→ **Task objective**
Write the data out again in full, with no departure from the original.
>> START
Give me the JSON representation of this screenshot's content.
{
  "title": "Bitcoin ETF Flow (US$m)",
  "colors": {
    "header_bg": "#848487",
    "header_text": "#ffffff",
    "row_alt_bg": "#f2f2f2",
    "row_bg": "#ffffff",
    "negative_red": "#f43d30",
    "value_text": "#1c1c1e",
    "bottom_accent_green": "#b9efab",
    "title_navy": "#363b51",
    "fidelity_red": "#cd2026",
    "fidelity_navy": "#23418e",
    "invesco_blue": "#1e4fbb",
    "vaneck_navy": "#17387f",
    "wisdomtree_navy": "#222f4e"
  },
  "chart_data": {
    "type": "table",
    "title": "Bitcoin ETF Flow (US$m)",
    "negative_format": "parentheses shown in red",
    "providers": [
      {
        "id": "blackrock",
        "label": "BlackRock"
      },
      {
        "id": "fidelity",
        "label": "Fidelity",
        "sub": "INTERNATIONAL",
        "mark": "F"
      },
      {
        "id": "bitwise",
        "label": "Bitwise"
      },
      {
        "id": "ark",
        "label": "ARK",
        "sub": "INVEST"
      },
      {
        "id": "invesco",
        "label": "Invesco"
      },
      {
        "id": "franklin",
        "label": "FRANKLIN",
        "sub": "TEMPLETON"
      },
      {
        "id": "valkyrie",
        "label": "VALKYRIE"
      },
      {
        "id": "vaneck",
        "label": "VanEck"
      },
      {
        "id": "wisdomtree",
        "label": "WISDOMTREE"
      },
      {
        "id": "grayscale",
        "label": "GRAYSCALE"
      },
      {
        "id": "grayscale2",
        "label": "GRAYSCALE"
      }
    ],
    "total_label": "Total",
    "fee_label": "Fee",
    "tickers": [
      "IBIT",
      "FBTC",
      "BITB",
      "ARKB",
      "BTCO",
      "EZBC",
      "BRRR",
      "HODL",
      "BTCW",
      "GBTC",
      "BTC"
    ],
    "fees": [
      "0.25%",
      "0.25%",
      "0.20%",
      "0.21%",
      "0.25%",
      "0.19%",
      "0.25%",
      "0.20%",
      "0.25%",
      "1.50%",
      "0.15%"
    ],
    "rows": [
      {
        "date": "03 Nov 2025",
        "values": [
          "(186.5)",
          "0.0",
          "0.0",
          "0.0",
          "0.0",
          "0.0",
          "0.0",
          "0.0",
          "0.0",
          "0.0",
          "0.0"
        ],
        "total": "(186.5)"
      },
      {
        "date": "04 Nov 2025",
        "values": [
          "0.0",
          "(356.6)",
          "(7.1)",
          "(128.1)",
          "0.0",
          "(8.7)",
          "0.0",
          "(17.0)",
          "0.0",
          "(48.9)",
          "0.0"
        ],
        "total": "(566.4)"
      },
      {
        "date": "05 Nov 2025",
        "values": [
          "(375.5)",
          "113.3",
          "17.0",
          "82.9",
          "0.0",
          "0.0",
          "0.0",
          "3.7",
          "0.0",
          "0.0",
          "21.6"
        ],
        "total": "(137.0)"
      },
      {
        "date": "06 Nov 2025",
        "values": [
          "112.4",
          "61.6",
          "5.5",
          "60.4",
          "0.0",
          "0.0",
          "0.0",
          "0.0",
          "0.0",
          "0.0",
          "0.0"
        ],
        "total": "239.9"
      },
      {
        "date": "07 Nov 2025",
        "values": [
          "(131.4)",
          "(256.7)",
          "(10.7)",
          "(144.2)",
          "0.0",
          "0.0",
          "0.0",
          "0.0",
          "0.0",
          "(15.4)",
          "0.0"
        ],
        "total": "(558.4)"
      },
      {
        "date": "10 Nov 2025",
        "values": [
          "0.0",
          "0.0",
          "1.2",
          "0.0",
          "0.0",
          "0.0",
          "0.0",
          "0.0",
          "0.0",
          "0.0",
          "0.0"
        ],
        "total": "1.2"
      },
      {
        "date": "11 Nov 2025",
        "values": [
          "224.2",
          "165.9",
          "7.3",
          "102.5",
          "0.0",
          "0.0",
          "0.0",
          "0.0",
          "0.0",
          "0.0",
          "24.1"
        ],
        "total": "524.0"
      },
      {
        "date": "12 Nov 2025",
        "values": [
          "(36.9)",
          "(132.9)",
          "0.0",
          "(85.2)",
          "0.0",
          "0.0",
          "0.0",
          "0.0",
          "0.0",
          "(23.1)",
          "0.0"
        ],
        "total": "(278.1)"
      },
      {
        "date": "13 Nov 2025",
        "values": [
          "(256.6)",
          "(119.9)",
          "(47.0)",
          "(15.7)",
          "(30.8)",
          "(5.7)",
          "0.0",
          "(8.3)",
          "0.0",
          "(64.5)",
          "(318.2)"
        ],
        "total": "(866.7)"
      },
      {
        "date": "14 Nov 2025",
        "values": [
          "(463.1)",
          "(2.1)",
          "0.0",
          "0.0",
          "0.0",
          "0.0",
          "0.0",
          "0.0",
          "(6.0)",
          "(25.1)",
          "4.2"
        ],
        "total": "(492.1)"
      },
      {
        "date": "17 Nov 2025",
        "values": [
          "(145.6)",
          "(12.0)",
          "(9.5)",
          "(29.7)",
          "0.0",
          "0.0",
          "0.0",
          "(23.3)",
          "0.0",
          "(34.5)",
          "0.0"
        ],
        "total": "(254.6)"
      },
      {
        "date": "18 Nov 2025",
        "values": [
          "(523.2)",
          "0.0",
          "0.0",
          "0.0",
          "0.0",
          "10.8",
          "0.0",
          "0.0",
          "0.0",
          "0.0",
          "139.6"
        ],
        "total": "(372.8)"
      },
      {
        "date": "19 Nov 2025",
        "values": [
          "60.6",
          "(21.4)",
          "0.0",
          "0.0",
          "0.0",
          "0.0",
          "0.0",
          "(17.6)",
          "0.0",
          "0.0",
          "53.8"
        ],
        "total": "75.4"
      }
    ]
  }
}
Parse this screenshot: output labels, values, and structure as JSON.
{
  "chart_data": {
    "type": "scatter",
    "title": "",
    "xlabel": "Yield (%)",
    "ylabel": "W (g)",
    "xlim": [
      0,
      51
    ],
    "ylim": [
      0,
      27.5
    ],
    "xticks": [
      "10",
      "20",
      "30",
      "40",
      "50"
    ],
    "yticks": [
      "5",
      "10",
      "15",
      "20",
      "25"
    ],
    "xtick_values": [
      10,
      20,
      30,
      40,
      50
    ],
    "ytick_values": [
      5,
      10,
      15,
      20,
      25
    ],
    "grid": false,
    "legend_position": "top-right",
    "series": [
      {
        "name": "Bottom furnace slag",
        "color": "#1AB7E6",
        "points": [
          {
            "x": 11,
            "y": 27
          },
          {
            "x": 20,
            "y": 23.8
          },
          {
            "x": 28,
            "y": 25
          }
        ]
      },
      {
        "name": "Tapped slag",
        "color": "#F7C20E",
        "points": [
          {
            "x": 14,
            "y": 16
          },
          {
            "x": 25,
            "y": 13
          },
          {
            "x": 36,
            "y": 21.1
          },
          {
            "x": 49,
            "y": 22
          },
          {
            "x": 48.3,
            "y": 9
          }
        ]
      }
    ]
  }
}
>> END
→ **Right answer**
Give me the JSON representation of this screenshot's content.
{
  "title": "Bitcoin ETF Flow (US$m)",
  "colors": {
    "header_bg": "#848487",
    "header_text": "#ffffff",
    "row_alt_bg": "#f2f2f2",
    "row_bg": "#ffffff",
    "negative_red": "#f43d30",
    "value_text": "#1c1c1e",
    "bottom_accent_green": "#b9efab",
    "title_navy": "#363b51",
    "fidelity_red": "#cd2026",
    "fidelity_navy": "#23418e",
    "invesco_blue": "#1e4fbb",
    "vaneck_navy": "#17387f",
    "wisdomtree_navy": "#222f4e"
  },
  "chart_data": {
    "type": "table",
    "title": "Bitcoin ETF Flow (US$m)",
    "negative_format": "parentheses shown in red",
    "providers": [
      {
        "id": "blackrock",
        "label": "BlackRock"
      },
      {
        "id": "fidelity",
        "label": "Fidelity",
        "sub": "INTERNATIONAL",
        "mark": "F"
      },
      {
        "id": "bitwise",
        "label": "Bitwise"
      },
      {
        "id": "ark",
        "label": "ARK",
        "sub": "INVEST"
      },
      {
        "id": "invesco",
        "label": "Invesco"
      },
      {
        "id": "franklin",
        "label": "FRANKLIN",
        "sub": "TEMPLETON"
      },
      {
        "id": "valkyrie",
        "label": "VALKYRIE"
      },
      {
        "id": "vaneck",
        "label": "VanEck"
      },
      {
        "id": "wisdomtree",
        "label": "WISDOMTREE"
      },
      {
        "id": "grayscale",
        "label": "GRAYSCALE"
      },
      {
        "id": "grayscale2",
        "label": "GRAYSCALE"
      }
    ],
    "total_label": "Total",
    "fee_label": "Fee",
    "tickers": [
      "IBIT",
      "FBTC",
      "BITB",
      "ARKB",
      "BTCO",
      "EZBC",
      "BRRR",
      "HODL",
      "BTCW",
      "GBTC",
      "BTC"
    ],
    "fees": [
      "0.25%",
      "0.25%",
      "0.20%",
      "0.21%",
      "0.25%",
      "0.19%",
      "0.25%",
      "0.20%",
      "0.25%",
      "1.50%",
      "0.15%"
    ],
    "rows": [
      {
        "date": "03 Nov 2025",
        "values": [
          "(186.5)",
          "0.0",
          "0.0",
          "0.0",
          "0.0",
          "0.0",
          "0.0",
          "0.0",
          "0.0",
          "0.0",
          "0.0"
        ],
        "total": "(186.5)"
      },
      {
        "date": "04 Nov 2025",
        "values": [
          "0.0",
          "(356.6)",
          "(7.1)",
          "(128.1)",
          "0.0",
          "(8.7)",
          "0.0",
          "(17.0)",
          "0.0",
          "(48.9)",
          "0.0"
        ],
        "total": "(566.4)"
      },
      {
        "date": "05 Nov 2025",
        "values": [
          "(375.5)",
          "113.3",
          "17.0",
          "82.9",
          "0.0",
          "0.0",
          "0.0",
          "3.7",
          "0.0",
          "0.0",
          "21.6"
        ],
        "total": "(137.0)"
      },
      {
        "date": "06 Nov 2025",
        "values": [
          "112.4",
          "61.6",
          "5.5",
          "60.4",
          "0.0",
          "0.0",
          "0.0",
          "0.0",
          "0.0",
          "0.0",
          "0.0"
        ],
        "total": "239.9"
      },
      {
        "date": "07 Nov 2025",
        "values": [
          "(131.4)",
          "(256.7)",
          "(10.7)",
          "(144.2)",
          "0.0",
          "0.0",
          "0.0",
          "0.0",
          "0.0",
          "(15.4)",
          "0.0"
        ],
        "total": "(558.4)"
      },
      {
        "date": "10 Nov 2025",
        "values": [
          "0.0",
          "0.0",
          "1.2",
          "0.0",
          "0.0",
          "0.0",
          "0.0",
          "0.0",
          "0.0",
          "0.0",
          "0.0"
        ],
        "total": "1.2"
      },
      {
        "date": "11 Nov 2025",
        "values": [
          "224.2",
          "165.9",
          "7.3",
          "102.5",
          "0.0",
          "0.0",
          "0.0",
          "0.0",
          "0.0",
          "0.0",
          "24.1"
        ],
        "total": "524.0"
      },
      {
        "date": "12 Nov 2025",
        "values": [
          "(36.9)",
          "(132.9)",
          "0.0",
          "(85.2)",
          "0.0",
          "0.0",
          "0.0",
          "0.0",
          "0.0",
          "(23.1)",
          "0.0"
        ],
        "total": "(278.1)"
      },
      {
        "date": "13 Nov 2025",
        "values": [
          "(256.6)",
          "(119.9)",
          "(47.0)",
          "(15.7)",
          "(30.8)",
          "(5.7)",
          "0.0",
          "(8.3)",
          "0.0",
          "(64.5)",
          "(318.2)"
        ],
        "total": "(866.7)"
      },
      {
        "date": "14 Nov 2025",
        "values": [
          "(463.1)",
          "(2.1)",
          "0.0",
          "0.0",
          "0.0",
          "0.0",
          "0.0",
          "0.0",
          "(6.0)",
          "(25.1)",
          "4.2"
        ],
        "total": "(492.1)"
      },
      {
        "date": "17 Nov 2025",
        "values": [
          "(145.6)",
          "(12.0)",
          "(9.5)",
          "(29.7)",
          "0.0",
          "0.0",
          "0.0",
          "(23.3)",
          "0.0",
          "(34.5)",
          "0.0"
        ],
        "total": "(254.6)"
      },
      {
        "date": "18 Nov 2025",
        "values": [
          "(523.2)",
          "0.0",
          "0.0",
          "0.0",
          "0.0",
          "10.8",
          "0.0",
          "0.0",
          "0.0",
          "0.0",
          "139.6"
        ],
        "total": "(372.8)"
      },
      {
        "date": "19 Nov 2025",
        "values": [
          "60.6",
          "(21.4)",
          "0.0",
          "0.0",
          "0.0",
          "0.0",
          "0.0",
          "(17.6)",
          "0.0",
          "0.0",
          "53.8"
        ],
        "total": "75.4"
      }
    ]
  }
}
Parse this screenshot: output labels, values, and structure as JSON.
{
  "chart_data": {
    "type": "scatter",
    "title": "",
    "xlabel": "Yield (%)",
    "ylabel": "W (g)",
    "xlim": [
      0,
      51
    ],
    "ylim": [
      0,
      27.5
    ],
    "xticks": [
      "10",
      "20",
      "30",
      "40",
      "50"
    ],
    "yticks": [
      "5",
      "10",
      "15",
      "20",
      "25"
    ],
    "xtick_values": [
      10,
      20,
      30,
      40,
      50
    ],
    "ytick_values": [
      5,
      10,
      15,
      20,
      25
    ],
    "grid": false,
    "legend_position": "top-right",
    "series": [
      {
        "name": "Bottom furnace slag",
        "color": "#1AB7E6",
        "points": [
          {
            "x": 11,
            "y": 27
          },
          {
            "x": 20,
            "y": 23.8
          },
          {
            "x": 28,
            "y": 25
          }
        ]
      },
      {
        "name": "Tapped slag",
        "color": "#F7C20E",
        "points": [
          {
            "x": 14,
            "y": 16
          },
          {
            "x": 25,
            "y": 13
          },
          {
            "x": 36,
            "y": 21.1
          },
          {
            "x": 49,
            "y": 22
          },
          {
            "x": 48.3,
            "y": 9
          }
        ]
      }
    ]
  }
}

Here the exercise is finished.